#### [WHAT YOU ARE ASKED TO DO]
Please duplicate the portion of the text on Cape Town's overcrowded mortuaries between "State pathologists are" and "can identify them.", inclusive.

#### [EXCERPTED PASSAGE]

━━━━━━━━━━

Cape Town has been pegged as one the world’s most dangerous cities, with sky-high murder rates. This has resulted in the Salt River mortuary being filled to maximum capacity, and a new mortuary being built in Observatory.
Although the Observatory mortuary is not yet completed and will be double the size of the existing Salt River one, it has been reported that it will still be too small to deal with the influx of bodies marked to be stored there.
“Even though this is new and we are moving in, it’s already not big enough,” Professor Lorna Martin, head of the Forensic Pathology Service in the Western Cape, said to TimesLIVE during a media tour of the Observatory mortuary. “With the increase that we’ve now had lately, I don’t think we will cope.”
The recent surge in victims of shooting as a result of gang violence has also made it very difficult for medical examiners to conduct autopsies in good time, with the many bullet wounds in bodies nearly quadrupling the amount of time morgues spend on examining them.
State pathologists are struggling so much with the influx that they are now using shipping containers as a substitute for mortuary refrigerators.
Health authorities are required to keep unidentified bodies for no longer than 30 days, in Salt River they are sometimes kept for 10 651 days. In Tygerberg, bodies are kept for up to 9 536 days until the police can identify them.

━━━━━━━━━━

#### [EXCERPTED DATA]
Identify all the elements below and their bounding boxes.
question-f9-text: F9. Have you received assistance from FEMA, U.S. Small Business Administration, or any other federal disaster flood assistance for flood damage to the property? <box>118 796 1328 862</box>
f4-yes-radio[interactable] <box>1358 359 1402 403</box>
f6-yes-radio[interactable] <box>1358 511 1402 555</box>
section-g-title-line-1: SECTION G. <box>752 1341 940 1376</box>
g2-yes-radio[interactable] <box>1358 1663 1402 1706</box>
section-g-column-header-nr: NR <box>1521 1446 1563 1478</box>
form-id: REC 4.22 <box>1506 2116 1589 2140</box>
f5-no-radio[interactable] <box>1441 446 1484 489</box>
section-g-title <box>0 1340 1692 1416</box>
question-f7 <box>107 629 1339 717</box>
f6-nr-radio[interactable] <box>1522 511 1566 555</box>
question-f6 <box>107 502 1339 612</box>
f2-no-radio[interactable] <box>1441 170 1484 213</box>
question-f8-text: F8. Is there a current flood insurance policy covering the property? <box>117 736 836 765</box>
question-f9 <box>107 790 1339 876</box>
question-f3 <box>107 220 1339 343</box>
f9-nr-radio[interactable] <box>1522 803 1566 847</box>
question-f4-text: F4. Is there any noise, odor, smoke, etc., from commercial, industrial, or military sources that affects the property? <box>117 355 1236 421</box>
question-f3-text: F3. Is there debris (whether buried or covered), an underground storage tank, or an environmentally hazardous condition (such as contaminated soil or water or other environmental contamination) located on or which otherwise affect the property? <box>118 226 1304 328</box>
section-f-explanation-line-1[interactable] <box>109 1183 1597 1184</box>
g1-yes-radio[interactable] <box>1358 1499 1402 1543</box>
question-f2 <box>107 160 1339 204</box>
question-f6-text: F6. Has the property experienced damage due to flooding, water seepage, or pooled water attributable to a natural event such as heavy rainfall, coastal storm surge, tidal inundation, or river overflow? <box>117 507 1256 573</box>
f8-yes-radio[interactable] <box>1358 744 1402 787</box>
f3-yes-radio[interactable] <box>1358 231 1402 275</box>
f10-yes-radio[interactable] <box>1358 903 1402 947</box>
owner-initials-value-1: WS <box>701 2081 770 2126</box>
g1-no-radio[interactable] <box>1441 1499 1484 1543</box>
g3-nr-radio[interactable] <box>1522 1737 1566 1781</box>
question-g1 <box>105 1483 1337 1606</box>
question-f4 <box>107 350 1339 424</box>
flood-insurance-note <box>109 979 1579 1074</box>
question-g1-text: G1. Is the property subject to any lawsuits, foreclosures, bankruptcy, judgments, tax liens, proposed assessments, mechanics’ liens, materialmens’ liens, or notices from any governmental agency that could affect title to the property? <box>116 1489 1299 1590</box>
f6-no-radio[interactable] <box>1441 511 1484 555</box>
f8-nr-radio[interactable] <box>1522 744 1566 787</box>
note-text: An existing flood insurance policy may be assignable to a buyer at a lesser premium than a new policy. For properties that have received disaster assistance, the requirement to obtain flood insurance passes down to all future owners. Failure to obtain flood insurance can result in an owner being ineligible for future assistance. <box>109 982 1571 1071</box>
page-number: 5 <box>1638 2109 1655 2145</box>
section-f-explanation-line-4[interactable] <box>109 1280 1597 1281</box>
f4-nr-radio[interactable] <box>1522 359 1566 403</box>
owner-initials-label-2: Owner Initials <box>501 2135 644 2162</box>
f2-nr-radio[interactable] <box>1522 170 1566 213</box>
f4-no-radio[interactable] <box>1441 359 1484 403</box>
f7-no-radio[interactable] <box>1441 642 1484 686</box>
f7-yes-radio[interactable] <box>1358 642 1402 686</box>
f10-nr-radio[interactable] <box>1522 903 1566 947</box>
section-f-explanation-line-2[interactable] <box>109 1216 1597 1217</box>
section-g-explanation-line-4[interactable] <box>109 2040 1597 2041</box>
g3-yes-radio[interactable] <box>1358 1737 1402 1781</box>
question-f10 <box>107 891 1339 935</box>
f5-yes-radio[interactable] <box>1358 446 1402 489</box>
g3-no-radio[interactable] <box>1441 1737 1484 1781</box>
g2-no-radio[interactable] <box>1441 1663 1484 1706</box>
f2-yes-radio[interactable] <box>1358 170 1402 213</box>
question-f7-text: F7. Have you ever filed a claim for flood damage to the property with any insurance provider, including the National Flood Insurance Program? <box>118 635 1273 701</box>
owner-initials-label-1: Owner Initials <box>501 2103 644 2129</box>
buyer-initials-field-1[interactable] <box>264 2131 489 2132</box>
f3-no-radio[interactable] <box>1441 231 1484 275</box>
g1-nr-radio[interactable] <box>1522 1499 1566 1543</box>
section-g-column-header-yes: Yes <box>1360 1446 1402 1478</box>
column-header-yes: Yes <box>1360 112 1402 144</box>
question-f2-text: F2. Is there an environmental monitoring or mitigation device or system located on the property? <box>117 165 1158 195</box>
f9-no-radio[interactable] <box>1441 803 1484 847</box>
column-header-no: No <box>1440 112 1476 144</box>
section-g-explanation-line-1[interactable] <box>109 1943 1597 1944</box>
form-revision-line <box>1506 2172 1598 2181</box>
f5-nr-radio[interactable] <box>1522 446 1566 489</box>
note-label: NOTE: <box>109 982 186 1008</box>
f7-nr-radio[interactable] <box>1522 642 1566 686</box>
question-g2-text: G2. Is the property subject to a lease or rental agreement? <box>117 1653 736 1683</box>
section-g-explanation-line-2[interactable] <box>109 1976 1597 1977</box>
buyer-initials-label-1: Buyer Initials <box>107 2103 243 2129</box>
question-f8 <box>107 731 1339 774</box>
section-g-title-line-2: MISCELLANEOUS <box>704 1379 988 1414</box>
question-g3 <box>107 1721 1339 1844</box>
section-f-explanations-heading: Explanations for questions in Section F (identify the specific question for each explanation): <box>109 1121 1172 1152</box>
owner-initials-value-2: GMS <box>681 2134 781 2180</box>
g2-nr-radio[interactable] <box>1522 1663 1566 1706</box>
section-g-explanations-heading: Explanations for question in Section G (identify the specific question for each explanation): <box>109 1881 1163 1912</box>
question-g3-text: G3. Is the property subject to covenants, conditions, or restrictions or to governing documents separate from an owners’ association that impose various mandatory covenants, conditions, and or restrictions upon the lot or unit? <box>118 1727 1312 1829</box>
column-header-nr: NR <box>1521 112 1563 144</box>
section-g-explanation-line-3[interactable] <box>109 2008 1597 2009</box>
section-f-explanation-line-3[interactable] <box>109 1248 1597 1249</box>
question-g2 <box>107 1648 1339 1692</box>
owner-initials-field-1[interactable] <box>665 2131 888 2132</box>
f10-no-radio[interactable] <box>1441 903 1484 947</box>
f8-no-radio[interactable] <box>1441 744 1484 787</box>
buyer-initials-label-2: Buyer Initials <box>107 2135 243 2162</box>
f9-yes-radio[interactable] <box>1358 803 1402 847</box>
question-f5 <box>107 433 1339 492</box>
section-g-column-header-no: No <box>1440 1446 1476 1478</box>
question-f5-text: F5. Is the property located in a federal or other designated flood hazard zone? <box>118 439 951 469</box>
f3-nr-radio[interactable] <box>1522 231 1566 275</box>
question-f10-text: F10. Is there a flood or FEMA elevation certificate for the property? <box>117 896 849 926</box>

━━━━━━━━━━

#### [RESULT OF THIS EXERCISE]
State pathologists are struggling so much with the influx that they are now using shipping containers as a substitute for mortuary refrigerators.
Health authorities are required to keep unidentified bodies for no longer than 30 days, in Salt River they are sometimes kept for 10 651 days. In Tygerberg, bodies are kept for up to 9 536 days until the police can identify them.